— The exercise —
Copy every line of the data that includes the string "prompt".

(Collected data entries)
════════
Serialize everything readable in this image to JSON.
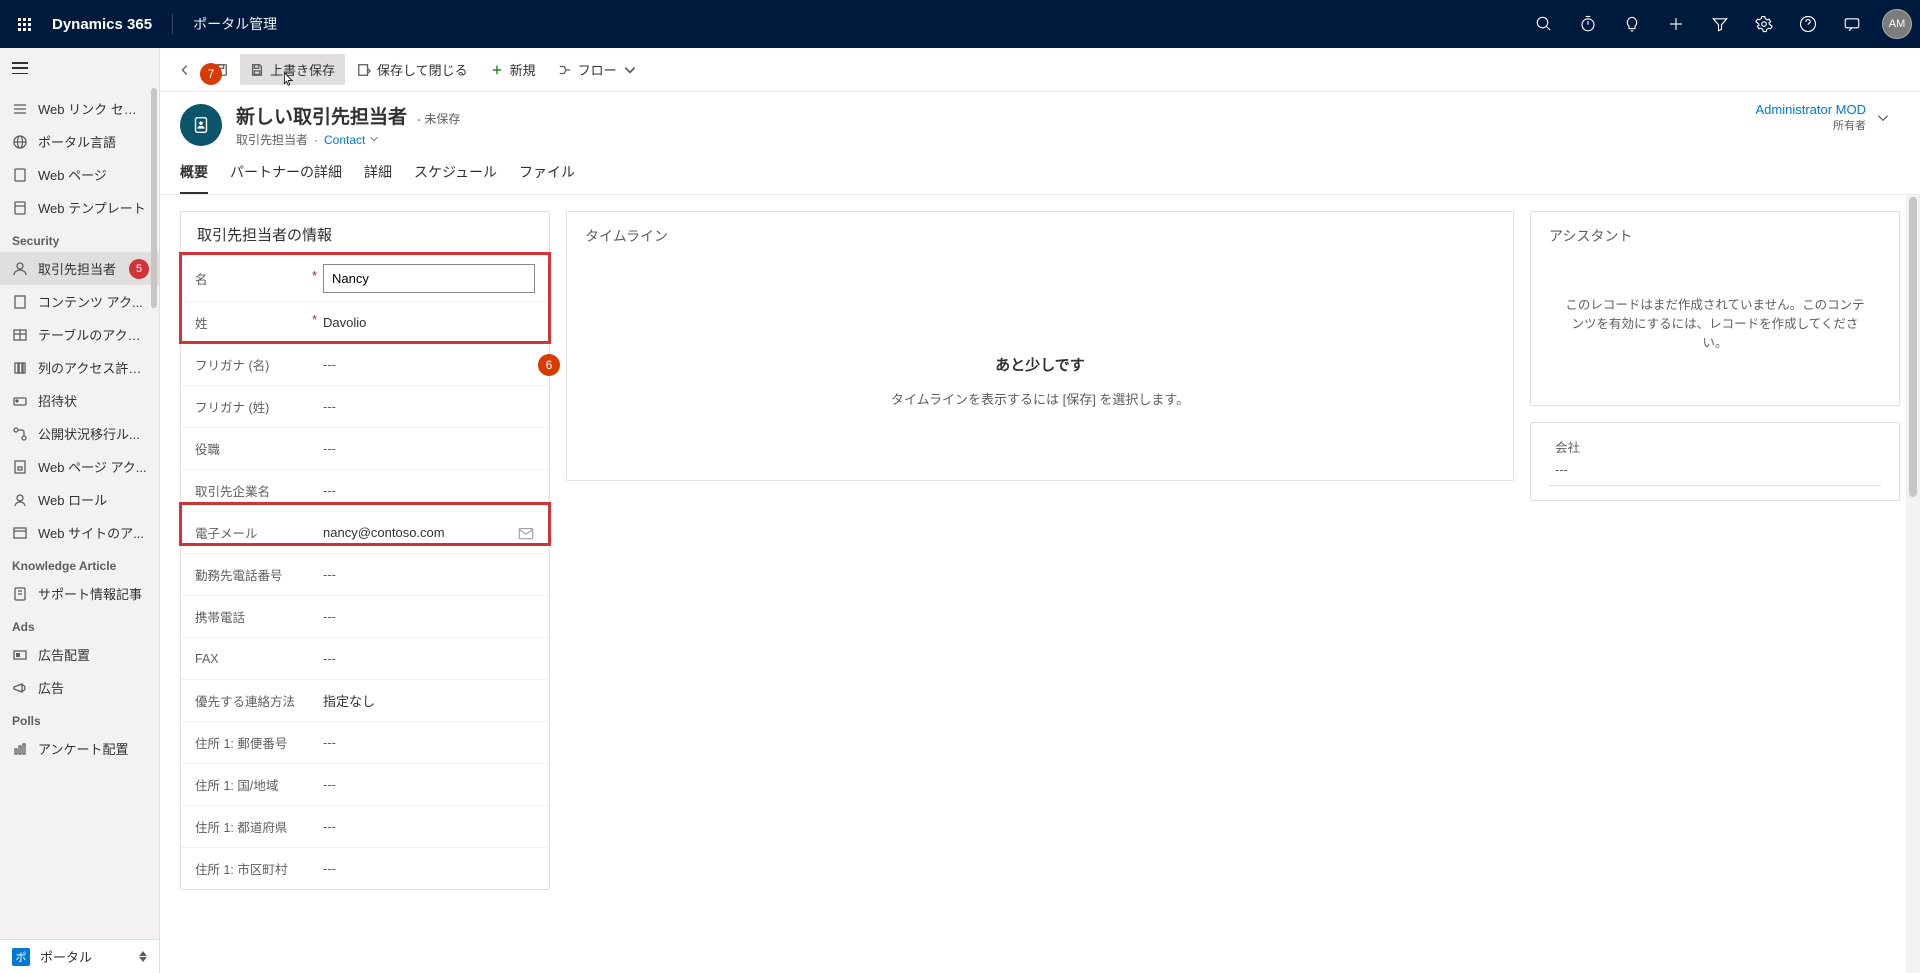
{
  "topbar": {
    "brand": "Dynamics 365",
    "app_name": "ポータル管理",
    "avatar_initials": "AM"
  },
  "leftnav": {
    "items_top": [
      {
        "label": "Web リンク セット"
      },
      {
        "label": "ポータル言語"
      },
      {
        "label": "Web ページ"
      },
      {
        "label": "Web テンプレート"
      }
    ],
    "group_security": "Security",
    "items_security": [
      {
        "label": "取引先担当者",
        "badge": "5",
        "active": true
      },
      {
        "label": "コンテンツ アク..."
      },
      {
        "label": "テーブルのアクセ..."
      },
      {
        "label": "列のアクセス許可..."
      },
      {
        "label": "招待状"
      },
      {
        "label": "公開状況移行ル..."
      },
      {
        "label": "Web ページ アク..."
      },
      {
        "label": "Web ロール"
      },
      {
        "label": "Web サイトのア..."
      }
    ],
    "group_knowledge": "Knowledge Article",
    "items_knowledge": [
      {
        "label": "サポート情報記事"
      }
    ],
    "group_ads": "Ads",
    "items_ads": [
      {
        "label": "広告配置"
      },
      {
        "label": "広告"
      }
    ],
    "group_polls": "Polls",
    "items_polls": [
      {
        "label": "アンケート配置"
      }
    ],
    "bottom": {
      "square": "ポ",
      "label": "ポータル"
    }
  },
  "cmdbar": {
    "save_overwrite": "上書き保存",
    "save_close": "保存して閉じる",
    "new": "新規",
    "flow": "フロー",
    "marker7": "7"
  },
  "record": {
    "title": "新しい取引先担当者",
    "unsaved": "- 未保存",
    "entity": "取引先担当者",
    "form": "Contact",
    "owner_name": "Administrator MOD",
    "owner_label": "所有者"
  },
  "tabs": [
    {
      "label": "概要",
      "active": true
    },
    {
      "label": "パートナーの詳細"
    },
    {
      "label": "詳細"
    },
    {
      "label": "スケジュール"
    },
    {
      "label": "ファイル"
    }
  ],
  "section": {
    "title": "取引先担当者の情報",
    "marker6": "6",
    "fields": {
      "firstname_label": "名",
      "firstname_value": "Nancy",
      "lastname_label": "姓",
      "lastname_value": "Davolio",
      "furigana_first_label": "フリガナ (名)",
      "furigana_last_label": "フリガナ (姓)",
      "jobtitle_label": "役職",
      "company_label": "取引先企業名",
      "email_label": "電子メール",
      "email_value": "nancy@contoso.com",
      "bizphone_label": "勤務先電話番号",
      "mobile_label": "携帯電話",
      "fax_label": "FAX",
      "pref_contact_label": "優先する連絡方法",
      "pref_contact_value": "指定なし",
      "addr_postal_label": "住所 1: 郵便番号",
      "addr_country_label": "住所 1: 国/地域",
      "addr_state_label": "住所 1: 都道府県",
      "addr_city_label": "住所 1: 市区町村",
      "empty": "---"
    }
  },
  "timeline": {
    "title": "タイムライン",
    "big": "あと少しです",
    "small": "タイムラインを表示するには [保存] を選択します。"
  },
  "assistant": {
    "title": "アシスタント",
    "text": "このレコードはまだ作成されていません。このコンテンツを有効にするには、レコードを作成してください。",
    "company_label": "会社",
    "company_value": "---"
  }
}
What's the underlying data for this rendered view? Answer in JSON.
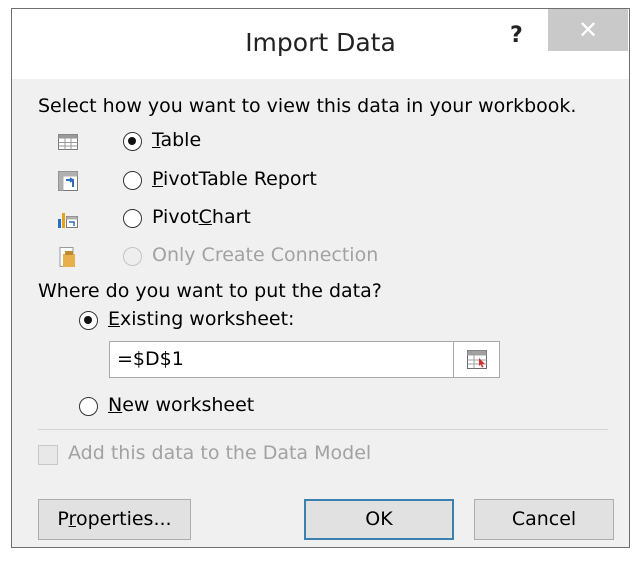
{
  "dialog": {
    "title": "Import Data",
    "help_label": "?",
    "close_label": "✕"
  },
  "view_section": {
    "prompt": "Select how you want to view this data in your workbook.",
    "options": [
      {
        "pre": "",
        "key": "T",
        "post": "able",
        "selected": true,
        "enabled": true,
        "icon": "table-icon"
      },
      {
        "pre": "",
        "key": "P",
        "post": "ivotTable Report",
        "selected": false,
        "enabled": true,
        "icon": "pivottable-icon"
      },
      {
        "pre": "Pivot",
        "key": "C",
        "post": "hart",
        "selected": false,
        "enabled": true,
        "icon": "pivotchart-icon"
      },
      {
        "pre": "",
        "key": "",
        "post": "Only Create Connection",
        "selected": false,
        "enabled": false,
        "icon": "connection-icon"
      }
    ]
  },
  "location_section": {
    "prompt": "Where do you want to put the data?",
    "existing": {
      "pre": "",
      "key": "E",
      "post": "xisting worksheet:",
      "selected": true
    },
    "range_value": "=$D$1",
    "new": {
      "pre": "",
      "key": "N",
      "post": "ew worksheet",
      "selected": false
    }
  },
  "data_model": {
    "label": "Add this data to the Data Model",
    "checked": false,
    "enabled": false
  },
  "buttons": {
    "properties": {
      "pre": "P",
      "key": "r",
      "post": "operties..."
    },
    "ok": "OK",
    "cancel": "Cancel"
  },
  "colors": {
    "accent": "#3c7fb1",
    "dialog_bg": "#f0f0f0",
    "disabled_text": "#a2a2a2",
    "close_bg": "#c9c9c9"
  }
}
════════
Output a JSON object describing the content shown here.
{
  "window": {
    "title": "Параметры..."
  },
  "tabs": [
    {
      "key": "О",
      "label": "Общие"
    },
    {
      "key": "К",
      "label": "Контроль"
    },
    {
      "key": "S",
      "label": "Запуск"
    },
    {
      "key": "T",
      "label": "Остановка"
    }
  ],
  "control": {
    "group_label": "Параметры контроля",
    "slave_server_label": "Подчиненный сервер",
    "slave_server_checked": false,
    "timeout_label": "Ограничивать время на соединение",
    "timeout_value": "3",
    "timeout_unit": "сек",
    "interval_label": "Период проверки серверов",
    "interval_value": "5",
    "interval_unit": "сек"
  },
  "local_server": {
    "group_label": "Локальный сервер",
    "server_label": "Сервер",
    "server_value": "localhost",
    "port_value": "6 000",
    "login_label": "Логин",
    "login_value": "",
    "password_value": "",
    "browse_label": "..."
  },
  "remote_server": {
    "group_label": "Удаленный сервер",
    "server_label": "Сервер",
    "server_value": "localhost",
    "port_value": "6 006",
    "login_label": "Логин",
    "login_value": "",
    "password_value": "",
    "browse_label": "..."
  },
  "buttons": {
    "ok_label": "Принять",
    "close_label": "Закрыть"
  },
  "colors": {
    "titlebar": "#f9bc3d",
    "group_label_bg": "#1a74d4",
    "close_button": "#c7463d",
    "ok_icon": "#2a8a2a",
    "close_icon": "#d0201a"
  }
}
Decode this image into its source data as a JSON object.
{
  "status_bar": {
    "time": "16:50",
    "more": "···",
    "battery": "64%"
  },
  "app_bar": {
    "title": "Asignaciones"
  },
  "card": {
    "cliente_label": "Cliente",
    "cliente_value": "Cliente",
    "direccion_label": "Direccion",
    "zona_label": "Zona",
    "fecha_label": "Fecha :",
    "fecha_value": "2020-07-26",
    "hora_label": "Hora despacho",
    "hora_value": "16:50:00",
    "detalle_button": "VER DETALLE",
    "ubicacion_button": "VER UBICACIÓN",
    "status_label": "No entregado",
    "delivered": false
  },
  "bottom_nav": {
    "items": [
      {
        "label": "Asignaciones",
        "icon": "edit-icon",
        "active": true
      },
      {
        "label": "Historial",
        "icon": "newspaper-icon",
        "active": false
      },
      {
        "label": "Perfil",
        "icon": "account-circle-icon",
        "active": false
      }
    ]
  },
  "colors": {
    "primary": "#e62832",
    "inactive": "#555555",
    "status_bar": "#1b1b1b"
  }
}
════════
— Result for this task —
    "prompt": "Select how you want to view this data in your workbook.",
    "prompt": "Where do you want to put the data?",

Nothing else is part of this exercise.